[Written instruction]:
Return exactly the lines from the "Transcribe the text in this document." line through the last line of the entries below. Include no pictures.

[Records for this exercise]:
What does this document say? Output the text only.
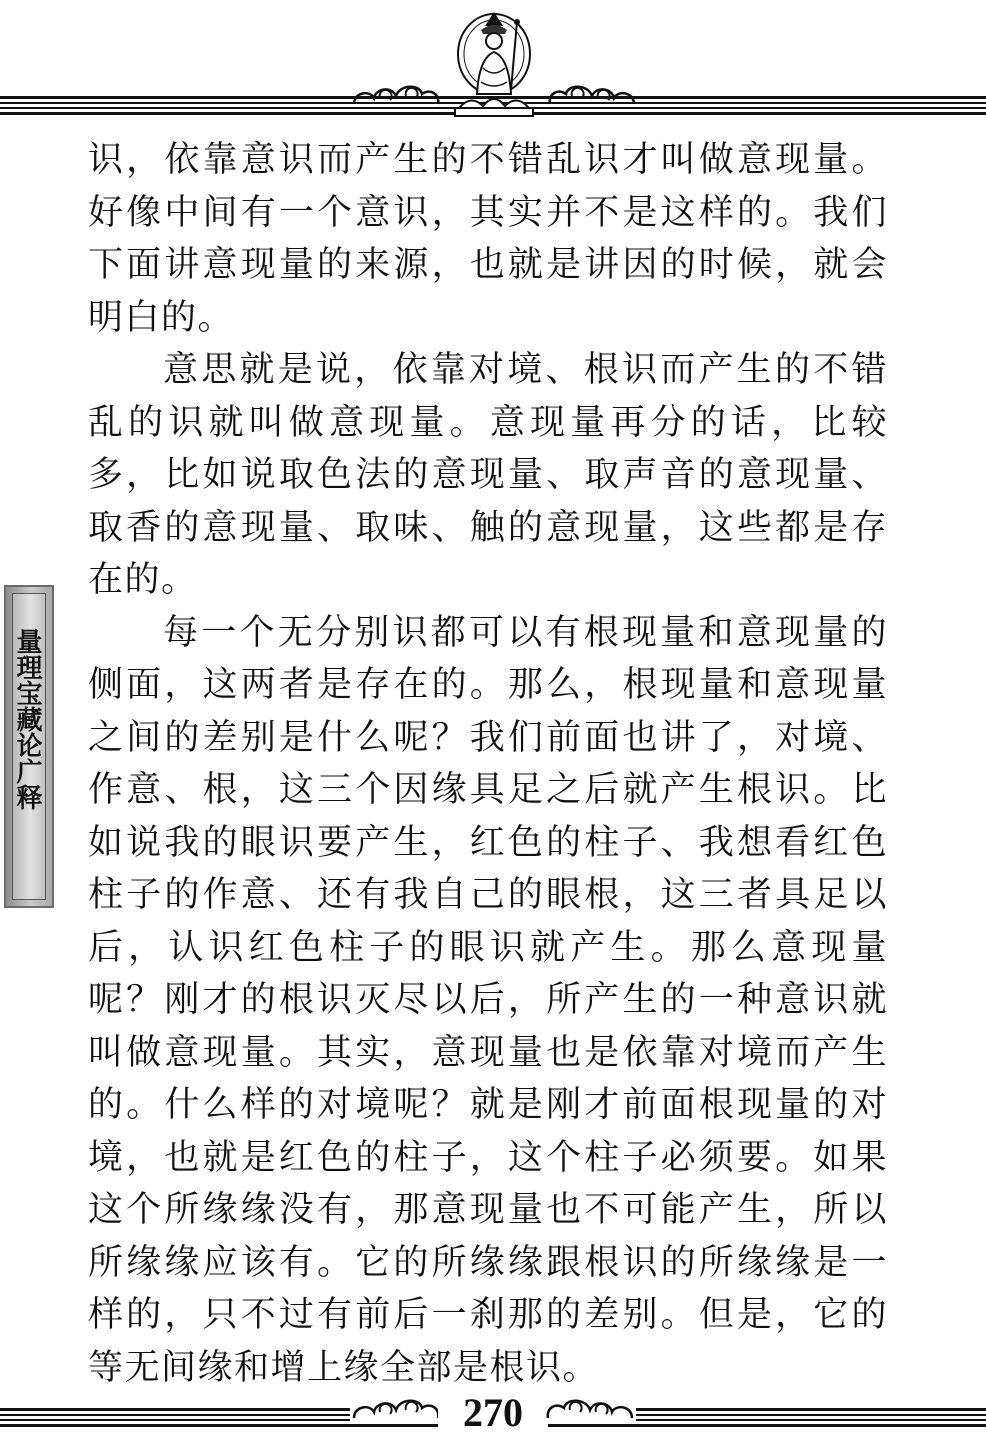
量理宝藏论广释

识，依靠意识而产生的不错乱识才叫做意现量。好像中间有一个意识，其实并不是这样的。我们下面讲意现量的来源，也就是讲因的时候，就会明白的。

意思就是说，依靠对境、根识而产生的不错乱的识就叫做意现量。意现量再分的话，比较多，比如说取色法的意现量、取声音的意现量、取香的意现量、取味、触的意现量，这些都是存在的。

每一个无分别识都可以有根现量和意现量的侧面，这两者是存在的。那么，根现量和意现量之间的差别是什么呢？我们前面也讲了，对境、作意、根，这三个因缘具足之后就产生根识。比如说我的眼识要产生，红色的柱子、我想看红色柱子的作意、还有我自己的眼根，这三者具足以后，认识红色柱子的眼识就产生。那么意现量呢？刚才的根识灭尽以后，所产生的一种意识就叫做意现量。其实，意现量也是依靠对境而产生的。什么样的对境呢？就是刚才前面根现量的对境，也就是红色的柱子，这个柱子必须要。如果这个所缘缘没有，那意现量也不可能产生，所以所缘缘应该有。它的所缘缘跟根识的所缘缘是一样的，只不过有前后一刹那的差别。但是，它的等无间缘和增上缘全部是根识。

270
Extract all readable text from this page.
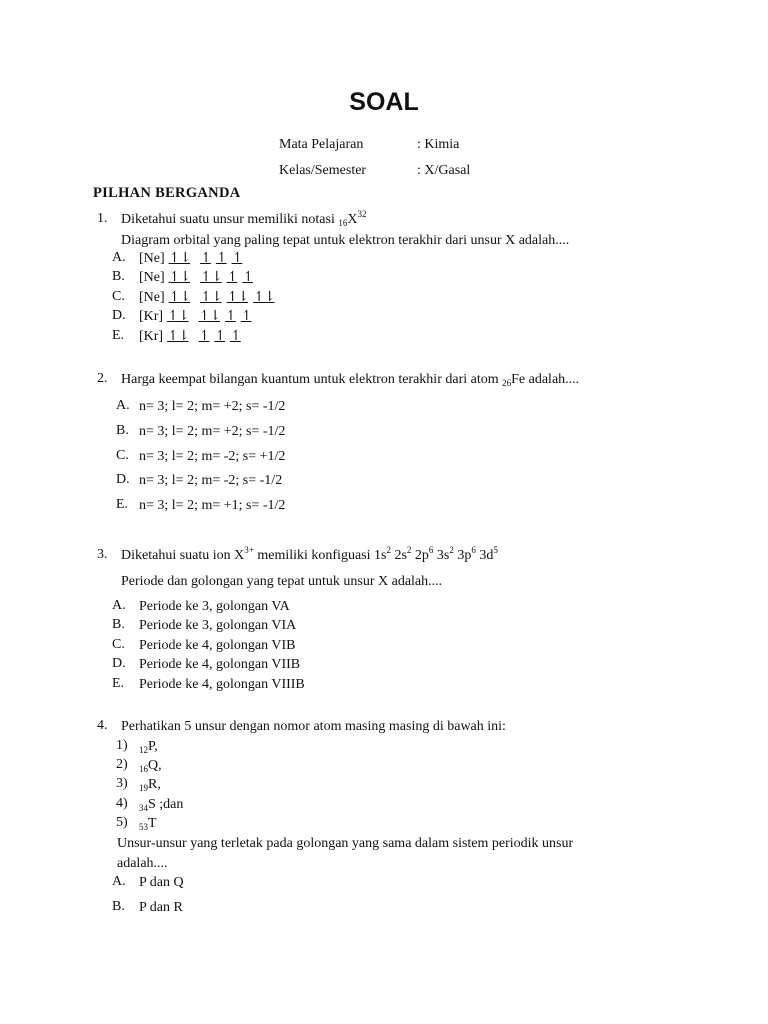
SOAL
Mata Pelajaran	: Kimia
Kelas/Semester	: X/Gasal
PILHAN BERGANDA
1. Diketahui suatu unsur memiliki notasi $_{16}X^{32}$
Diagram orbital yang paling tepat untuk elektron terakhir dari unsur X adalah....
A. [Ne] ↿⇂ ↿ ↿ ↿
B. [Ne] ↿⇂ ↿⇂ ↿ ↿
C. [Ne] ↿⇂ ↿⇂ ↿⇂ ↿⇂
D. [Kr] ↿⇂ ↿⇂ ↿ ↿
E. [Kr] ↿⇂ ↿ ↿ ↿
2. Harga keempat bilangan kuantum untuk elektron terakhir dari atom $_{26}$Fe adalah....
A. n= 3; l= 2; m= +2; s= -1/2
B. n= 3; l= 2; m= +2; s= -1/2
C. n= 3; l= 2; m= -2; s= +1/2
D. n= 3; l= 2; m= -2; s= -1/2
E. n= 3; l= 2; m= +1; s= -1/2
3. Diketahui suatu ion $X^{3+}$ memiliki konfiguasi $1s^2$ $2s^2$ $2p^6$ $3s^2$ $3p^6$ $3d^5$
Periode dan golongan yang tepat untuk unsur X adalah....
A. Periode ke 3, golongan VA
B. Periode ke 3, golongan VIA
C. Periode ke 4, golongan VIB
D. Periode ke 4, golongan VIIB
E. Periode ke 4, golongan VIIIB
4. Perhatikan 5 unsur dengan nomor atom masing masing di bawah ini:
1) $_{12}$P,
2) $_{16}$Q,
3) $_{19}$R,
4) $_{34}$S ;dan
5) $_{53}$T
Unsur-unsur yang terletak pada golongan yang sama dalam sistem periodik unsur
adalah....
A. P dan Q
B. P dan R
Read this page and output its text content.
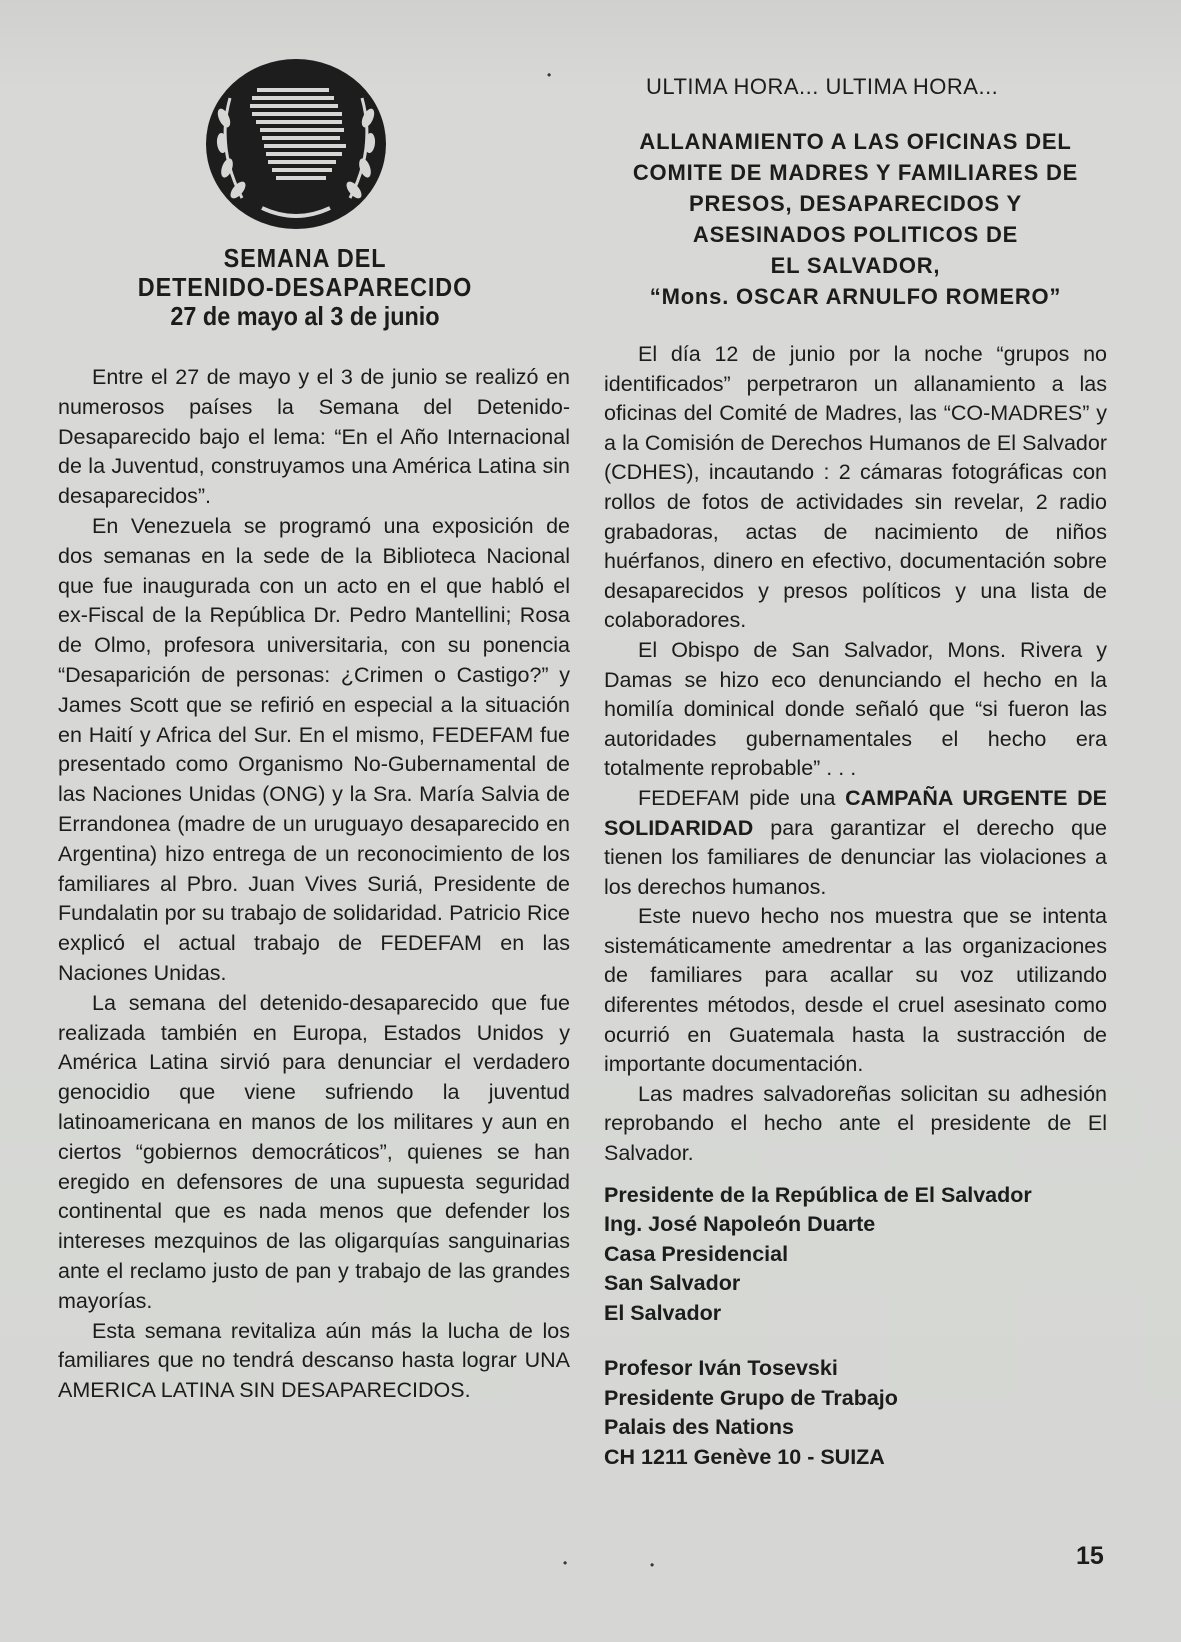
•
SEMANA DEL
DETENIDO-DESAPARECIDO
27 de mayo al 3 de junio

Entre el 27 de mayo y el 3 de junio se realizó en numerosos países la Semana del Detenido-Desaparecido bajo el lema: “En el Año Internacional de la Juventud, construyamos una América Latina sin desaparecidos”.

En Venezuela se programó una exposición de dos semanas en la sede de la Biblioteca Nacional que fue inaugurada con un acto en el que habló el ex-Fiscal de la República Dr. Pedro Mantellini; Rosa de Olmo, profesora universitaria, con su ponencia “Desaparición de personas: ¿Crimen o Castigo?” y James Scott que se refirió en especial a la situación en Haití y Africa del Sur. En el mismo, FEDEFAM fue presentado como Organismo No-Gubernamental de las Naciones Unidas (ONG) y la Sra. María Salvia de Errandonea (madre de un uruguayo desaparecido en Argentina) hizo entrega de un reconocimiento de los familiares al Pbro. Juan Vives Suriá, Presidente de Fundalatin por su trabajo de solidaridad. Patricio Rice explicó el actual trabajo de FEDEFAM en las Naciones Unidas.

La semana del detenido-desaparecido que fue realizada también en Europa, Estados Unidos y América Latina sirvió para denunciar el verdadero genocidio que viene sufriendo la juventud latinoamericana en manos de los militares y aun en ciertos “gobiernos democráticos”, quienes se han eregido en defensores de una supuesta seguridad continental que es nada menos que defender los intereses mezquinos de las oligarquías sanguinarias ante el reclamo justo de pan y trabajo de las grandes mayorías.

Esta semana revitaliza aún más la lucha de los familiares que no tendrá descanso hasta lograr UNA AMERICA LATINA SIN DESAPARECIDOS.

ULTIMA HORA... ULTIMA HORA...
ALLANAMIENTO A LAS OFICINAS DEL
COMITE DE MADRES Y FAMILIARES DE
PRESOS, DESAPARECIDOS Y
ASESINADOS POLITICOS DE
EL SALVADOR,
“Mons. OSCAR ARNULFO ROMERO”

El día 12 de junio por la noche “grupos no identificados” perpetraron un allanamiento a las oficinas del Comité de Madres, las “CO-MADRES” y a la Comisión de Derechos Humanos de El Salvador (CDHES), incautando : 2 cámaras fotográficas con rollos de fotos de actividades sin revelar, 2 radio grabadoras, actas de nacimiento de niños huérfanos, dinero en efectivo, documentación sobre desaparecidos y presos políticos y una lista de colaboradores.

El Obispo de San Salvador, Mons. Rivera y Damas se hizo eco denunciando el hecho en la homilía dominical donde señaló que “si fueron las autoridades gubernamentales el hecho era totalmente reprobable” . . .

FEDEFAM pide una CAMPAÑA URGENTE DE SOLIDARIDAD para garantizar el derecho que tienen los familiares de denunciar las violaciones a los derechos humanos.

Este nuevo hecho nos muestra que se intenta sistemáticamente amedrentar a las organizaciones de familiares para acallar su voz utilizando diferentes métodos, desde el cruel asesinato como ocurrió en Guatemala hasta la sustracción de importante documentación.

Las madres salvadoreñas solicitan su adhesión reprobando el hecho ante el presidente de El Salvador.

Presidente de la República de El Salvador
Ing. José Napoleón Duarte
Casa Presidencial
San Salvador
El Salvador
Profesor Iván Tosevski
Presidente Grupo de Trabajo
Palais des Nations
CH 1211 Genève 10 - SUIZA
•	•	15
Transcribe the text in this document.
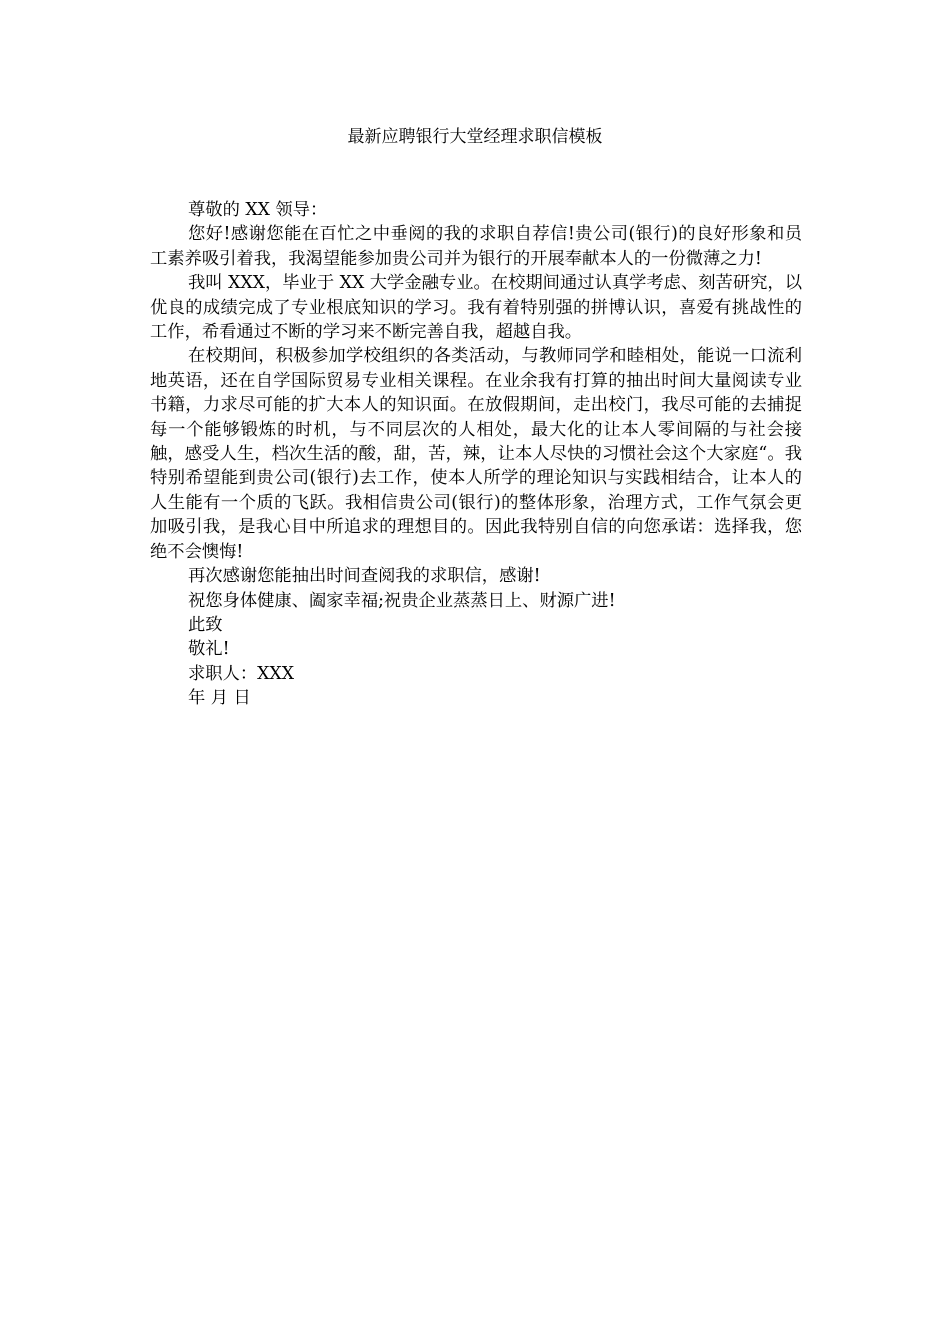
最新应聘银行大堂经理求职信模板

尊敬的 XX 领导：

您好!感谢您能在百忙之中垂阅的我的求职自荐信!贵公司(银行)的良好形象和员工素养吸引着我，我渴望能参加贵公司并为银行的开展奉献本人的一份微薄之力!

我叫 XXX，毕业于 XX 大学金融专业。在校期间通过认真学考虑、刻苦研究，以优良的成绩完成了专业根底知识的学习。我有着特别强的拼博认识，喜爱有挑战性的工作，希看通过不断的学习来不断完善自我，超越自我。

在校期间，积极参加学校组织的各类活动，与教师同学和睦相处，能说一口流利地英语，还在自学国际贸易专业相关课程。在业余我有打算的抽出时间大量阅读专业书籍，力求尽可能的扩大本人的知识面。在放假期间，走出校门，我尽可能的去捕捉每一个能够锻炼的时机，与不同层次的人相处，最大化的让本人零间隔的与社会接触，感受人生，档次生活的酸，甜，苦，辣，让本人尽快的习惯社会这个大家庭“。我特别希望能到贵公司(银行)去工作，使本人所学的理论知识与实践相结合，让本人的人生能有一个质的飞跃。我相信贵公司(银行)的整体形象，治理方式，工作气氛会更加吸引我，是我心目中所追求的理想目的。因此我特别自信的向您承诺：选择我，您绝不会懊悔!

再次感谢您能抽出时间查阅我的求职信，感谢!

祝您身体健康、阖家幸福;祝贵企业蒸蒸日上、财源广进!

此致

敬礼!

求职人：XXX

年 月 日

[Full answer]:
Transcribe the text in this document.
最新应聘银行大堂经理求职信模板

尊敬的 XX 领导：

您好!感谢您能在百忙之中垂阅的我的求职自荐信!贵公司(银行)的良好形象和员工素养吸引着我，我渴望能参加贵公司并为银行的开展奉献本人的一份微薄之力!

我叫 XXX，毕业于 XX 大学金融专业。在校期间通过认真学考虑、刻苦研究，以优良的成绩完成了专业根底知识的学习。我有着特别强的拼博认识，喜爱有挑战性的工作，希看通过不断的学习来不断完善自我，超越自我。

在校期间，积极参加学校组织的各类活动，与教师同学和睦相处，能说一口流利地英语，还在自学国际贸易专业相关课程。在业余我有打算的抽出时间大量阅读专业书籍，力求尽可能的扩大本人的知识面。在放假期间，走出校门，我尽可能的去捕捉每一个能够锻炼的时机，与不同层次的人相处，最大化的让本人零间隔的与社会接触，感受人生，档次生活的酸，甜，苦，辣，让本人尽快的习惯社会这个大家庭“。我特别希望能到贵公司(银行)去工作，使本人所学的理论知识与实践相结合，让本人的人生能有一个质的飞跃。我相信贵公司(银行)的整体形象，治理方式，工作气氛会更加吸引我，是我心目中所追求的理想目的。因此我特别自信的向您承诺：选择我，您绝不会懊悔!

再次感谢您能抽出时间查阅我的求职信，感谢!

祝您身体健康、阖家幸福;祝贵企业蒸蒸日上、财源广进!

此致

敬礼!

求职人：XXX

年 月 日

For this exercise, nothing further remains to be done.